#### Records provided:
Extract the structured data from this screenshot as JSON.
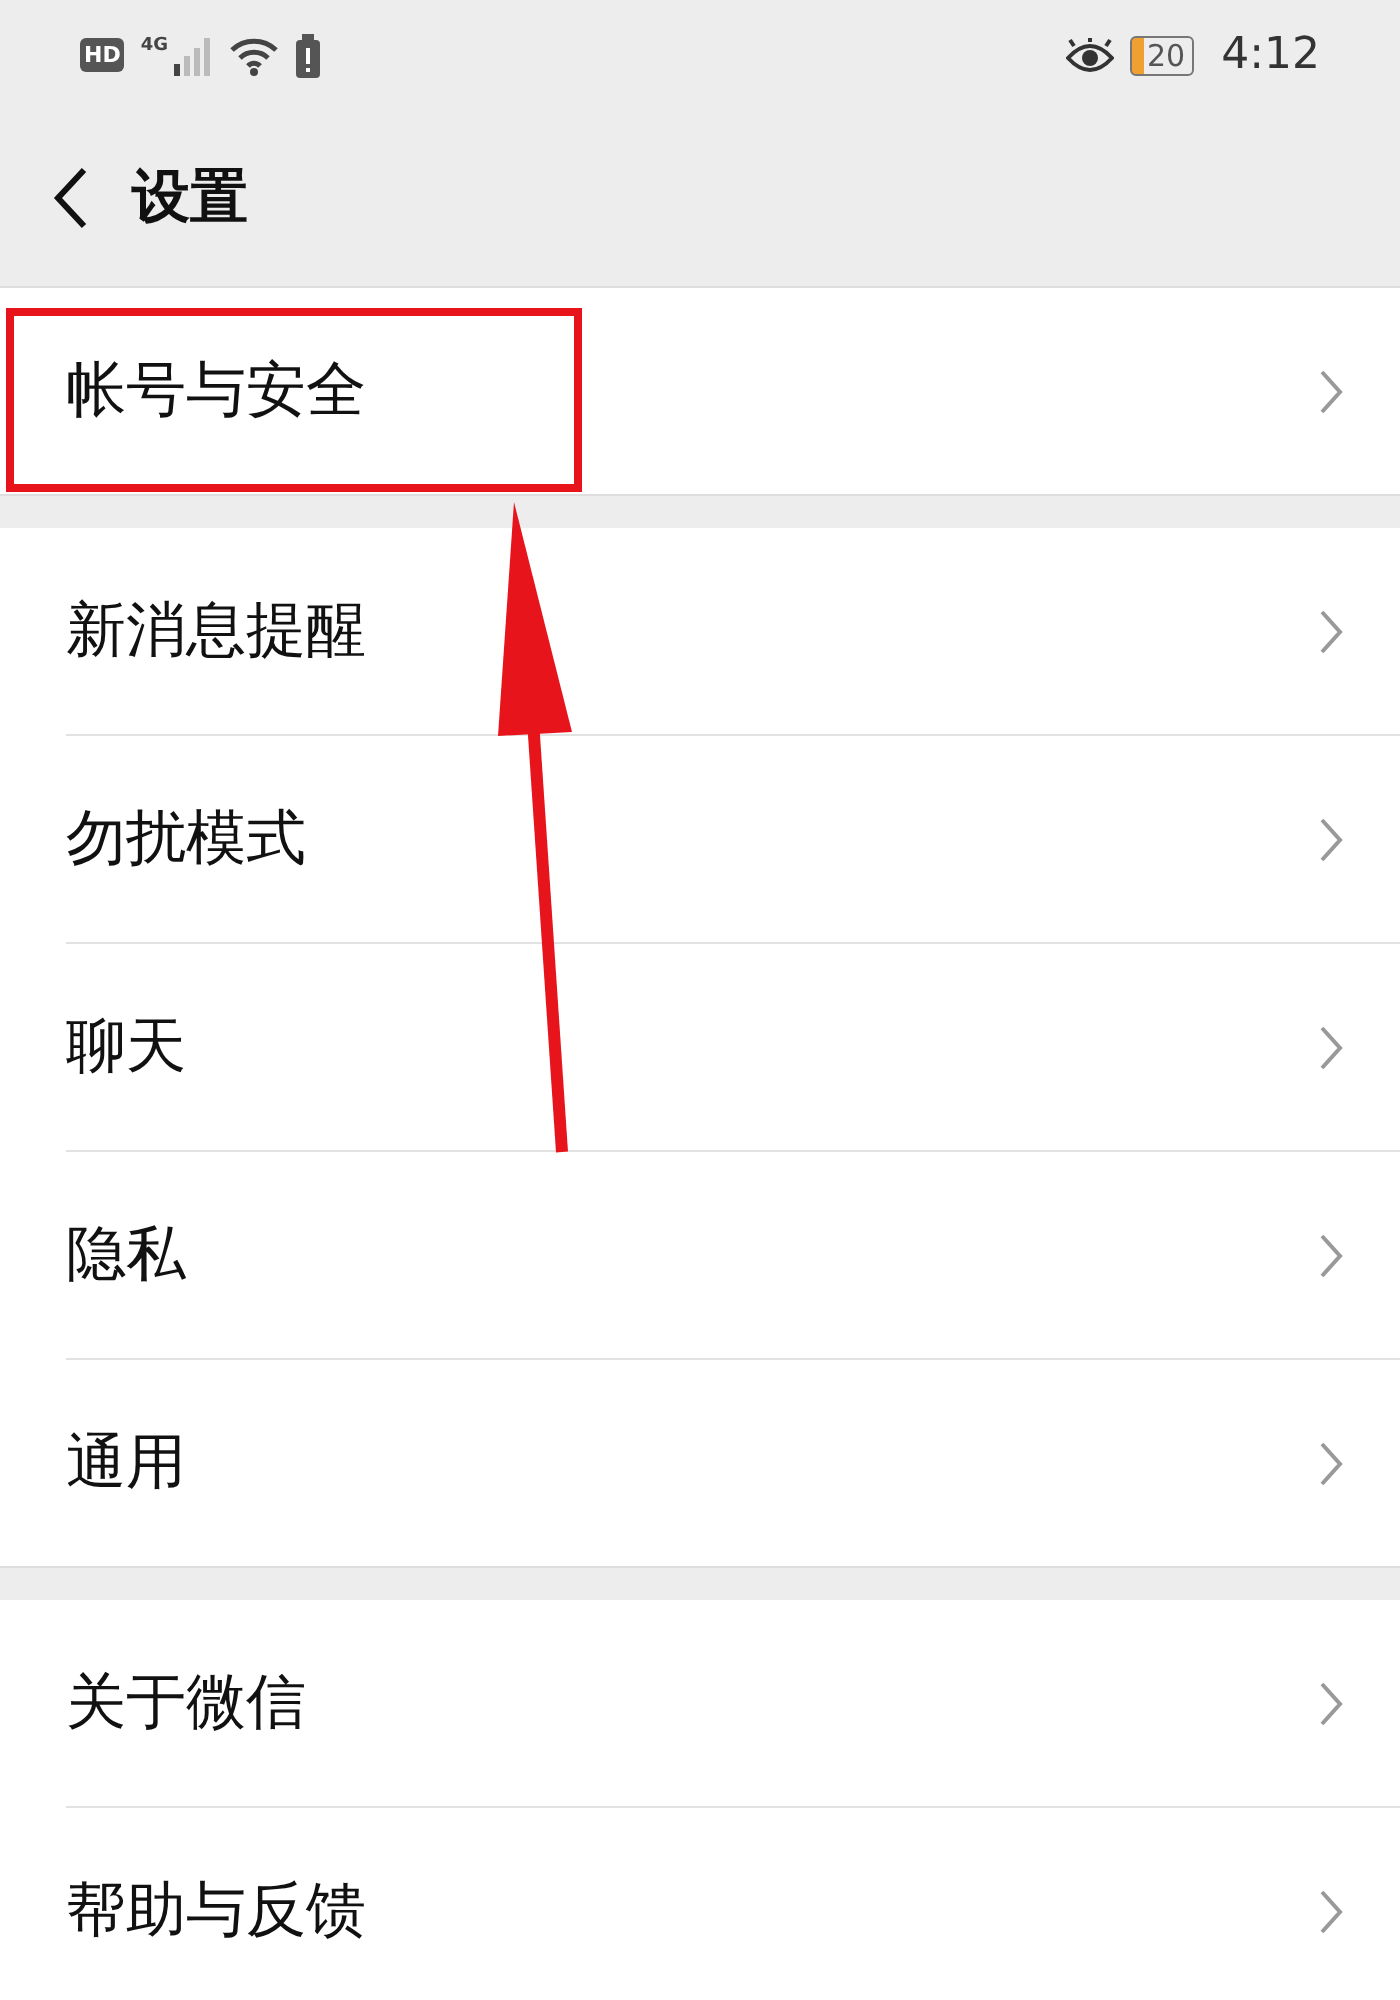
{
  "status_bar": {
    "hd": "HD",
    "network": "4G",
    "battery": "20",
    "time": "4:12"
  },
  "header": {
    "title": "设置"
  },
  "groups": [
    [
      {
        "label": "帐号与安全",
        "highlighted": true
      }
    ],
    [
      {
        "label": "新消息提醒",
        "highlighted": false
      },
      {
        "label": "勿扰模式",
        "highlighted": false
      },
      {
        "label": "聊天",
        "highlighted": false
      },
      {
        "label": "隐私",
        "highlighted": false
      },
      {
        "label": "通用",
        "highlighted": false
      }
    ],
    [
      {
        "label": "关于微信",
        "highlighted": false
      },
      {
        "label": "帮助与反馈",
        "highlighted": false
      }
    ]
  ]
}
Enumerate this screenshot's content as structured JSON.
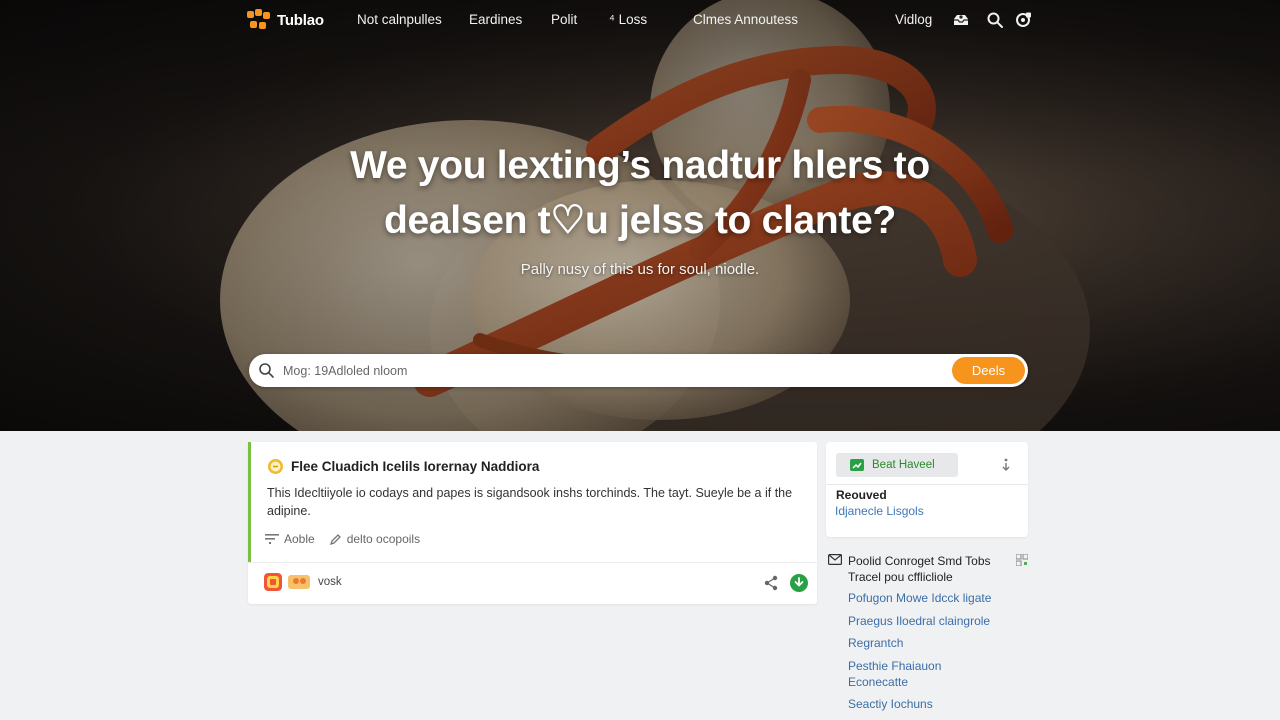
{
  "nav": {
    "brand": "Tublao",
    "links": [
      "Not calnpulles",
      "Eardines",
      "Polit",
      "Loss",
      "Clmes Annoutess"
    ],
    "loss_prefix": "⁴",
    "user_link": "Vidlog",
    "icons": [
      "inbox-icon",
      "search-icon",
      "settings-icon"
    ]
  },
  "hero": {
    "headline_line1": "We you lexting’s nadtur hlers to",
    "headline_line2": "dealsen t♡u jelss to clante?",
    "subline": "Pally nusy of this us for soul, niodle.",
    "search_placeholder": "Mog: 19Adloled nloom",
    "search_button": "Deels"
  },
  "card": {
    "title": "Flee Cluadich Icelils Iorernay Naddiora",
    "description": "This Idecltiiyole io codays and papes is sigandsook inshs torchinds. The tayt. Sueyle be a if the adipine.",
    "meta_label": "Aoble",
    "meta_link": "delto ocopoils",
    "footer_text": "vosk"
  },
  "sidebar": {
    "button_label": "Beat Haveel",
    "section_label": "Reouved",
    "link_text": "Idjanecle Lisgols",
    "related_title": "Poolid Conroget Smd Tobs Tracel pou cfflicliole",
    "related_links": [
      "Pofugon Mowe Idcck ligate",
      "Praegus Iloedral claingrole",
      "Regrantch",
      "Pesthie Fhaiauon Econecatte",
      "Seactiy Iochuns"
    ]
  },
  "colors": {
    "accent_orange": "#f7941d",
    "accent_green": "#7ac143",
    "link_blue": "#3b6ea8",
    "button_green_text": "#2a8a2a"
  }
}
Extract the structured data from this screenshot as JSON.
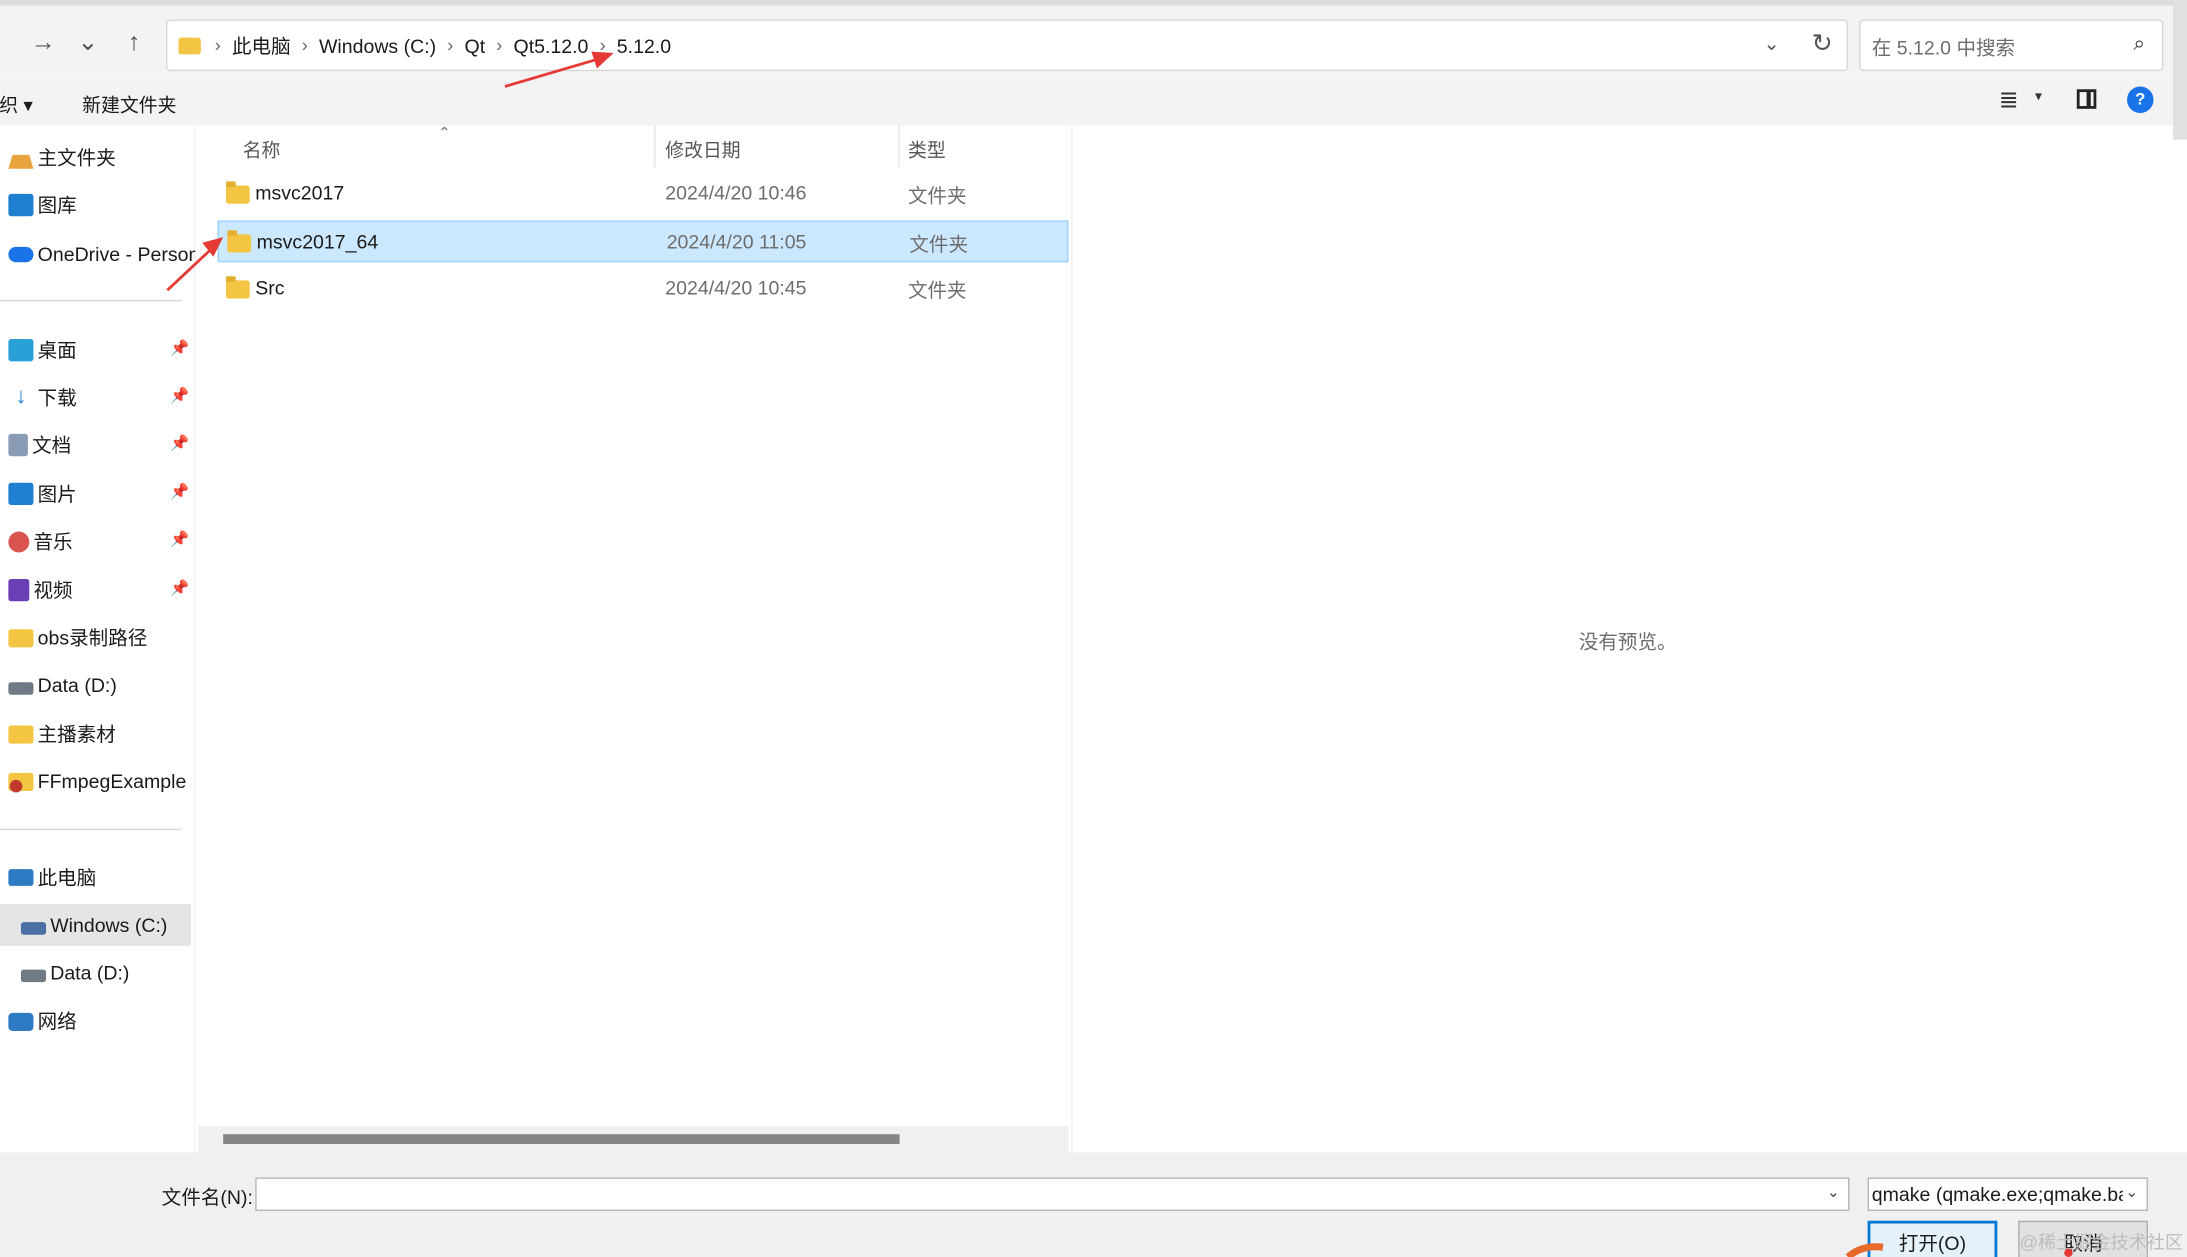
{
  "nav": {
    "back_glyph": "→",
    "recent_glyph": "⌄",
    "up_glyph": "↑"
  },
  "address": {
    "crumbs": [
      "此电脑",
      "Windows (C:)",
      "Qt",
      "Qt5.12.0",
      "5.12.0"
    ]
  },
  "search": {
    "placeholder": "在 5.12.0 中搜索"
  },
  "toolbar": {
    "organize": "组织 ▾",
    "new_folder": "新建文件夹"
  },
  "sidebar": {
    "quick": [
      {
        "label": "主文件夹",
        "icon": "home-icon"
      },
      {
        "label": "图库",
        "icon": "gallery-icon"
      },
      {
        "label": "OneDrive - Personal",
        "icon": "onedrive-icon"
      }
    ],
    "pinned": [
      {
        "label": "桌面",
        "icon": "desktop-icon"
      },
      {
        "label": "下载",
        "icon": "download-icon"
      },
      {
        "label": "文档",
        "icon": "documents-icon"
      },
      {
        "label": "图片",
        "icon": "pictures-icon"
      },
      {
        "label": "音乐",
        "icon": "music-icon"
      },
      {
        "label": "视频",
        "icon": "videos-icon"
      },
      {
        "label": "obs录制路径",
        "icon": "folder-icon"
      },
      {
        "label": "Data (D:)",
        "icon": "drive-icon"
      },
      {
        "label": "主播素材",
        "icon": "folder-icon"
      },
      {
        "label": "FFmpegExample",
        "icon": "folder-icon"
      }
    ],
    "devices": [
      {
        "label": "此电脑",
        "icon": "this-pc-icon"
      },
      {
        "label": "Windows (C:)",
        "icon": "drive-icon",
        "selected": true
      },
      {
        "label": "Data (D:)",
        "icon": "drive-icon"
      },
      {
        "label": "网络",
        "icon": "network-icon"
      }
    ]
  },
  "columns": {
    "name": "名称",
    "modified": "修改日期",
    "type": "类型"
  },
  "files": [
    {
      "name": "msvc2017",
      "modified": "2024/4/20 10:46",
      "type": "文件夹"
    },
    {
      "name": "msvc2017_64",
      "modified": "2024/4/20 11:05",
      "type": "文件夹",
      "selected": true
    },
    {
      "name": "Src",
      "modified": "2024/4/20 10:45",
      "type": "文件夹"
    }
  ],
  "preview": {
    "message": "没有预览。"
  },
  "footer": {
    "filename_label": "文件名(N):",
    "filename_value": "",
    "filetype": "qmake (qmake.exe;qmake.ba",
    "open": "打开(O)",
    "cancel": "取消"
  },
  "watermark": "@稀土掘金技术社区",
  "colors": {
    "accent": "#0078d4",
    "selection": "#cce8ff",
    "annotation": "#e53935"
  }
}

#### Objective:
What is needed is an exact reproduction of the data, pictures excluded.

#### The output:
Extract the structured data from this screenshot as JSON.
{
  "status_bar": {
    "hd": "HD",
    "network": "4G",
    "battery": "20",
    "time": "4:12"
  },
  "header": {
    "title": "设置"
  },
  "groups": [
    [
      {
        "label": "帐号与安全",
        "highlighted": true
      }
    ],
    [
      {
        "label": "新消息提醒",
        "highlighted": false
      },
      {
        "label": "勿扰模式",
        "highlighted": false
      },
      {
        "label": "聊天",
        "highlighted": false
      },
      {
        "label": "隐私",
        "highlighted": false
      },
      {
        "label": "通用",
        "highlighted": false
      }
    ],
    [
      {
        "label": "关于微信",
        "highlighted": false
      },
      {
        "label": "帮助与反馈",
        "highlighted": false
      }
    ]
  ]
}
Enumerate this screenshot's content as structured JSON.
{
  "nav": {
    "brand": "Tublao",
    "links": [
      "Not calnpulles",
      "Eardines",
      "Polit",
      "Loss",
      "Clmes Annoutess"
    ],
    "loss_prefix": "⁴",
    "user_link": "Vidlog",
    "icons": [
      "inbox-icon",
      "search-icon",
      "settings-icon"
    ]
  },
  "hero": {
    "headline_line1": "We you lexting’s nadtur hlers to",
    "headline_line2": "dealsen t♡u jelss to clante?",
    "subline": "Pally nusy of this us for soul, niodle.",
    "search_placeholder": "Mog: 19Adloled nloom",
    "search_button": "Deels"
  },
  "card": {
    "title": "Flee Cluadich Icelils Iorernay Naddiora",
    "description": "This Idecltiiyole io codays and papes is sigandsook inshs torchinds. The tayt. Sueyle be a if the adipine.",
    "meta_label": "Aoble",
    "meta_link": "delto ocopoils",
    "footer_text": "vosk"
  },
  "sidebar": {
    "button_label": "Beat Haveel",
    "section_label": "Reouved",
    "link_text": "Idjanecle Lisgols",
    "related_title": "Poolid Conroget Smd Tobs Tracel pou cfflicliole",
    "related_links": [
      "Pofugon Mowe Idcck ligate",
      "Praegus Iloedral claingrole",
      "Regrantch",
      "Pesthie Fhaiauon Econecatte",
      "Seactiy Iochuns"
    ]
  },
  "colors": {
    "accent_orange": "#f7941d",
    "accent_green": "#7ac143",
    "link_blue": "#3b6ea8",
    "button_green_text": "#2a8a2a"
  }
}
Extract the structured data from this screenshot as JSON.
{
  "nav": {
    "back_glyph": "→",
    "recent_glyph": "⌄",
    "up_glyph": "↑"
  },
  "address": {
    "crumbs": [
      "此电脑",
      "Windows (C:)",
      "Qt",
      "Qt5.12.0",
      "5.12.0"
    ]
  },
  "search": {
    "placeholder": "在 5.12.0 中搜索"
  },
  "toolbar": {
    "organize": "组织 ▾",
    "new_folder": "新建文件夹"
  },
  "sidebar": {
    "quick": [
      {
        "label": "主文件夹",
        "icon": "home-icon"
      },
      {
        "label": "图库",
        "icon": "gallery-icon"
      },
      {
        "label": "OneDrive - Personal",
        "icon": "onedrive-icon"
      }
    ],
    "pinned": [
      {
        "label": "桌面",
        "icon": "desktop-icon"
      },
      {
        "label": "下载",
        "icon": "download-icon"
      },
      {
        "label": "文档",
        "icon": "documents-icon"
      },
      {
        "label": "图片",
        "icon": "pictures-icon"
      },
      {
        "label": "音乐",
        "icon": "music-icon"
      },
      {
        "label": "视频",
        "icon": "videos-icon"
      },
      {
        "label": "obs录制路径",
        "icon": "folder-icon"
      },
      {
        "label": "Data (D:)",
        "icon": "drive-icon"
      },
      {
        "label": "主播素材",
        "icon": "folder-icon"
      },
      {
        "label": "FFmpegExample",
        "icon": "folder-icon"
      }
    ],
    "devices": [
      {
        "label": "此电脑",
        "icon": "this-pc-icon"
      },
      {
        "label": "Windows (C:)",
        "icon": "drive-icon",
        "selected": true
      },
      {
        "label": "Data (D:)",
        "icon": "drive-icon"
      },
      {
        "label": "网络",
        "icon": "network-icon"
      }
    ]
  },
  "columns": {
    "name": "名称",
    "modified": "修改日期",
    "type": "类型"
  },
  "files": [
    {
      "name": "msvc2017",
      "modified": "2024/4/20 10:46",
      "type": "文件夹"
    },
    {
      "name": "msvc2017_64",
      "modified": "2024/4/20 11:05",
      "type": "文件夹",
      "selected": true
    },
    {
      "name": "Src",
      "modified": "2024/4/20 10:45",
      "type": "文件夹"
    }
  ],
  "preview": {
    "message": "没有预览。"
  },
  "footer": {
    "filename_label": "文件名(N):",
    "filename_value": "",
    "filetype": "qmake (qmake.exe;qmake.ba",
    "open": "打开(O)",
    "cancel": "取消"
  },
  "watermark": "@稀土掘金技术社区",
  "colors": {
    "accent": "#0078d4",
    "selection": "#cce8ff",
    "annotation": "#e53935"
  }
}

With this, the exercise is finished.